> _EXTRAIT DU TEXTE_:
□ □ □
S’alimenter est le sommet de la civilisation

David Schulz est un des nouveaux candidats Mastercooks et constitue une sorte d’électron libre au sein de l’association. Autodidacte des fourneaux, il a été dans une vie précédente philosophe, musicien et psychologue. Il n’est pas bridé par une formation et ne considère cela en aucune manière comme un handicap. Cela lui donne un regard ouvert sur la création de ses plats, au sein desquels l’amour de la nature, les saisons et la stimulation de tous les sens sont mis en œuvre de manière sublime.

Pourquoi êtes-vous devenu cuisinier en fait ?   

David Schulz : “Pour l’amour de la cuisine. On peut considérer l’alimentation comme un besoin primaire mais également comme une sorte d’évolution. A un moment, il ne s’agit plus seulement d’une fonction de base mais bien de quelque chose de gastronomique.  Et qui entraine beaucoup plus de choses dans son sillage. Je vois le fait de manger comme une forme d’humanité. Lorsqu’on se retrouve à table avec des gens d’origines différentes  il est possible de tisser sur l’assiette un fil rouge qui fait le lien avec toutes les personnalités. C’est là pour moi le sommet de la civilisation : le dialogue, le partage des sentiments, le compréhension mutuelle, même si on n’est pas toujours d’accord. Tout cela peut se dérouler à table, tant que cela se fait dans la dignité. C’est cela qui fait avancer les choses. Voilà pourquoi je pense que les sens sont indispensables. Je vois l’Air de Sens comme un havre de paix où l’on peut arriver à la quiétude et d’où l’on peut écarter toutes les mauvaises ondes extérieures. Et où l’on peut atteindre une neutralité sensorielle à partir de laquelle on peut se concentrer sur ce qui nous arrive. C’est toujours ce que j’ai eu derrière la tête dès que j’ai commencé à cuisiner. “

Vous n’avez absolument aucune formation culinaire?
□ □ □
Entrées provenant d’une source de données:
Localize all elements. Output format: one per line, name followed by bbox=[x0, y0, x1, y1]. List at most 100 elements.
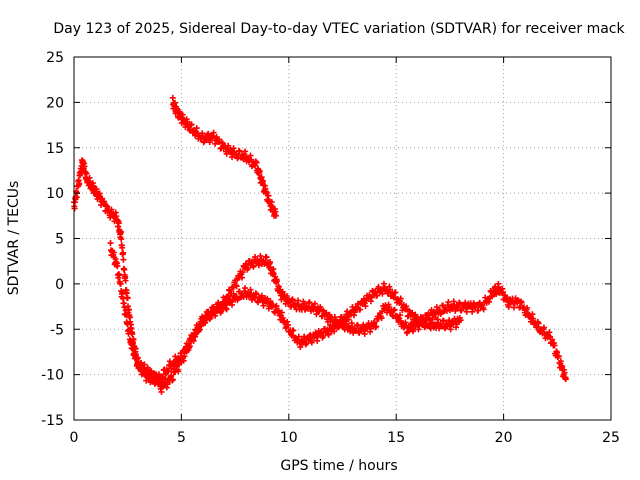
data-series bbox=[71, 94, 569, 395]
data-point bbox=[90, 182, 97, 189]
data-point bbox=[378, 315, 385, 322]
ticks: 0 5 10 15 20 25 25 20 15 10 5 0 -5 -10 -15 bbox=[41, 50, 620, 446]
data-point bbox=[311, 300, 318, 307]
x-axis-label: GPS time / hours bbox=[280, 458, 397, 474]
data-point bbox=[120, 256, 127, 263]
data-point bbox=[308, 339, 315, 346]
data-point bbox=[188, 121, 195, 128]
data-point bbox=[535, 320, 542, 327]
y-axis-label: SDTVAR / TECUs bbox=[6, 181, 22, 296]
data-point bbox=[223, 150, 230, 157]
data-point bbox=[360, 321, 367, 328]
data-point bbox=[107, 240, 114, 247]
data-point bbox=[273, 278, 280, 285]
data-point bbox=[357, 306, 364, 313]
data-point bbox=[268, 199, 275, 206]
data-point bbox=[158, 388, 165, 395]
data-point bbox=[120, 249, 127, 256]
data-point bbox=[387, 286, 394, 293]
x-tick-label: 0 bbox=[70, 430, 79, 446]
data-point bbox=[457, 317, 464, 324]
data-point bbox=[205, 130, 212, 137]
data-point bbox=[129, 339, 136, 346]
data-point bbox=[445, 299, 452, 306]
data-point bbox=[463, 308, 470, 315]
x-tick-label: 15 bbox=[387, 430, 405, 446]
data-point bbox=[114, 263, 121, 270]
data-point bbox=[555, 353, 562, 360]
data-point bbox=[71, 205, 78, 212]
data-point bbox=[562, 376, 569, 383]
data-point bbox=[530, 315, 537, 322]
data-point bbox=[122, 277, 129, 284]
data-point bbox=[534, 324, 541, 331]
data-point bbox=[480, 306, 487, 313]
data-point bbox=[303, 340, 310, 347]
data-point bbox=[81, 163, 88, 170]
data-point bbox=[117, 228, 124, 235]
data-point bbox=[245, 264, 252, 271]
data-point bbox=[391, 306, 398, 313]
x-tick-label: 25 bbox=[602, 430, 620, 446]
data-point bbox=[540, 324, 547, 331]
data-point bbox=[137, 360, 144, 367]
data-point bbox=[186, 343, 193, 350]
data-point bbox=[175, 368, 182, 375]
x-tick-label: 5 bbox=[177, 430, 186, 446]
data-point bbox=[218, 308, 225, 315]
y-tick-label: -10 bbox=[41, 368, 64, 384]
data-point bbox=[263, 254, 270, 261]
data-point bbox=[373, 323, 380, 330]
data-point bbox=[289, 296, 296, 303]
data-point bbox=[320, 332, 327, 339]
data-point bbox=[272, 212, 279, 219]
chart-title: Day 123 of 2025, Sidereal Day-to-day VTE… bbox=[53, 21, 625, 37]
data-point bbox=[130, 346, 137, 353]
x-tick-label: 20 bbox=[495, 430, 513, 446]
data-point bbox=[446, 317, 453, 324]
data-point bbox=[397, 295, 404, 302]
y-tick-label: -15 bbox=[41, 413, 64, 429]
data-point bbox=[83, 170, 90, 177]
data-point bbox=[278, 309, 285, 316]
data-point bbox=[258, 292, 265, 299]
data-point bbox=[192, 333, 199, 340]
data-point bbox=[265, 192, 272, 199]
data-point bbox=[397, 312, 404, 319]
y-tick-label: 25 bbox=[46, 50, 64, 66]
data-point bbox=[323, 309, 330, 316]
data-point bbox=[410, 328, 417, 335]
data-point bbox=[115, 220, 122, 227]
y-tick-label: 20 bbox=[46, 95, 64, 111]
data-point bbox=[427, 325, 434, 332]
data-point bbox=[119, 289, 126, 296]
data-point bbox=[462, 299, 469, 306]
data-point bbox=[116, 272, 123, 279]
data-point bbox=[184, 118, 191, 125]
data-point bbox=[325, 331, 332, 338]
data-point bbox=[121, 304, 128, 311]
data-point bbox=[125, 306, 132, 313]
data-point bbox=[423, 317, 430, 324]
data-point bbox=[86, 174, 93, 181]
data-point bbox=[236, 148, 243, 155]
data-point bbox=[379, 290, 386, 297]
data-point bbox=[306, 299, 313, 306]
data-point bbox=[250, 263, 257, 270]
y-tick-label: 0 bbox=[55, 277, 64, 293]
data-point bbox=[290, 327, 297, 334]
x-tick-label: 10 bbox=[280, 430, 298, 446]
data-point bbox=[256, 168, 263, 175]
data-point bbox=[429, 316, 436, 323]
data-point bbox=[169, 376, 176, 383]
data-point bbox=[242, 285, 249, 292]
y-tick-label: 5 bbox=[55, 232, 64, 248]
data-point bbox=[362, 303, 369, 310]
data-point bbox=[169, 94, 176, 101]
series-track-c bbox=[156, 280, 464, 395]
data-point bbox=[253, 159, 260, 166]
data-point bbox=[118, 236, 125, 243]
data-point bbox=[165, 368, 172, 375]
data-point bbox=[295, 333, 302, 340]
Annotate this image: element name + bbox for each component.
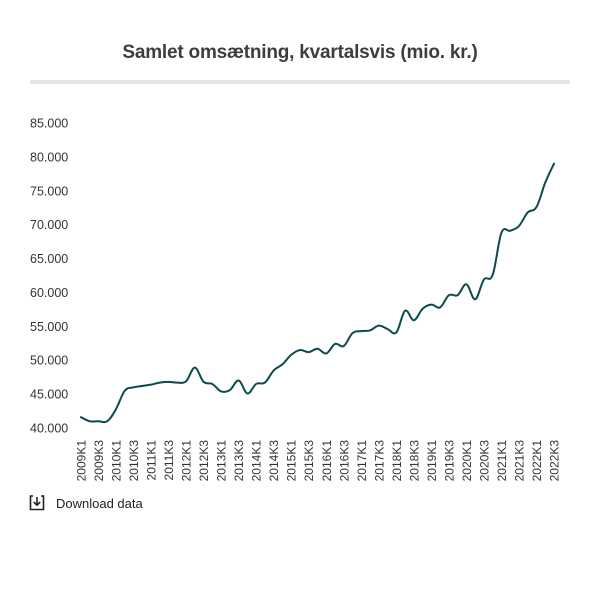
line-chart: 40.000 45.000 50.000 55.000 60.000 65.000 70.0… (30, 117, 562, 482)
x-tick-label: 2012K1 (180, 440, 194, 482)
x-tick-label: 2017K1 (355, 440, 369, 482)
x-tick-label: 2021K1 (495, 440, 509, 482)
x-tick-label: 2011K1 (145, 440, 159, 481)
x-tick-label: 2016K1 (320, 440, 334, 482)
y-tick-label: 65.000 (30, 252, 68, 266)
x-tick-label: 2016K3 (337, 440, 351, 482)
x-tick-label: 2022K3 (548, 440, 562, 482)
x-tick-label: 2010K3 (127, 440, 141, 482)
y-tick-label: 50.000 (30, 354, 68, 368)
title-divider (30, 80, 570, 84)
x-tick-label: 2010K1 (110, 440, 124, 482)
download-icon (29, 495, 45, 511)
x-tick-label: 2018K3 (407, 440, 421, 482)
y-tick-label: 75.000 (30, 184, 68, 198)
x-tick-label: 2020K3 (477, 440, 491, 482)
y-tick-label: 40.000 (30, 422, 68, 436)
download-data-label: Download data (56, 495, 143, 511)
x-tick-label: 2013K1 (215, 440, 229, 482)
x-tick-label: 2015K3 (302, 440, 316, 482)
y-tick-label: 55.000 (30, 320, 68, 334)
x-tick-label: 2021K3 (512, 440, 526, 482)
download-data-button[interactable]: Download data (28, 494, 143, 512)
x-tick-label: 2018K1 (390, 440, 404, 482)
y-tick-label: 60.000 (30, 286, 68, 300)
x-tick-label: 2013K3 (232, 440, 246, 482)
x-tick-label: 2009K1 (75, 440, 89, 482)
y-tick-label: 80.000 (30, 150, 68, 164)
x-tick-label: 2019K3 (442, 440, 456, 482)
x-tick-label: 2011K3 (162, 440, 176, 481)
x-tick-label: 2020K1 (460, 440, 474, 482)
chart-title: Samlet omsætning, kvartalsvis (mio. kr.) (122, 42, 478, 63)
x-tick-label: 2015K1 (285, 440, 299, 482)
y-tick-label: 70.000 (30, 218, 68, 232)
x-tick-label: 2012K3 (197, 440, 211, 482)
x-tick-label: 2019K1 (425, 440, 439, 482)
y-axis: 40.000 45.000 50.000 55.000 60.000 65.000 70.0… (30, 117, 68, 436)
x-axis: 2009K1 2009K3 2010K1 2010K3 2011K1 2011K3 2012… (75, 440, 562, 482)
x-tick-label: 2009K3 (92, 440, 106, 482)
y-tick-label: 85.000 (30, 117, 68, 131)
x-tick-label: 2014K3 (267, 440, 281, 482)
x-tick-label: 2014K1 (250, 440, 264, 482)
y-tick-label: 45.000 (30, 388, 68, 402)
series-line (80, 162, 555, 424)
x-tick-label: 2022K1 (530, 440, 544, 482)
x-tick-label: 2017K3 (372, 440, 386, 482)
□ □ □
> _EXERCICES_:
a – Les affirmations suivantes concordent-elles avec l’entretien avec David Schulz ? (i) David Schulz a suivi une formation de cuisinier. (ii) Avant de cuisiner, il a été musicien. (iii) Selon lui, le dialogue à table suppose que tout le monde soit d’accord. Répondez à chacune par oui ou non, en citant les mots décisifs de l’entretien.
b – Recopiez fidèlement le passage de l’entretien avec David Schulz qui commence par les mots « S’alimenter est le » et se termine par « cuisinier en fait ? ».
Ces entrées viennent d’une autre source que l’entretien.

> _RÉPONSES FINALES_:
a –
(i) Non : « Autodidacte des fourneaux » et « Il n’est pas bridé par une formation ».
(ii) Oui : « il a été dans une vie précédente philosophe, musicien et psychologue ».
(iii) Non : « même si on n’est pas toujours d’accord ».

b –
S’alimenter est le sommet de la civilisation

David Schulz est un des nouveaux candidats Mastercooks et constitue une sorte d’électron libre au sein de l’association. Autodidacte des fourneaux, il a été dans une vie précédente philosophe, musicien et psychologue. Il n’est pas bridé par une formation et ne considère cela en aucune manière comme un handicap. Cela lui donne un regard ouvert sur la création de ses plats, au sein desquels l’amour de la nature, les saisons et la stimulation de tous les sens sont mis en œuvre de manière sublime.

Pourquoi êtes-vous devenu cuisinier en fait ?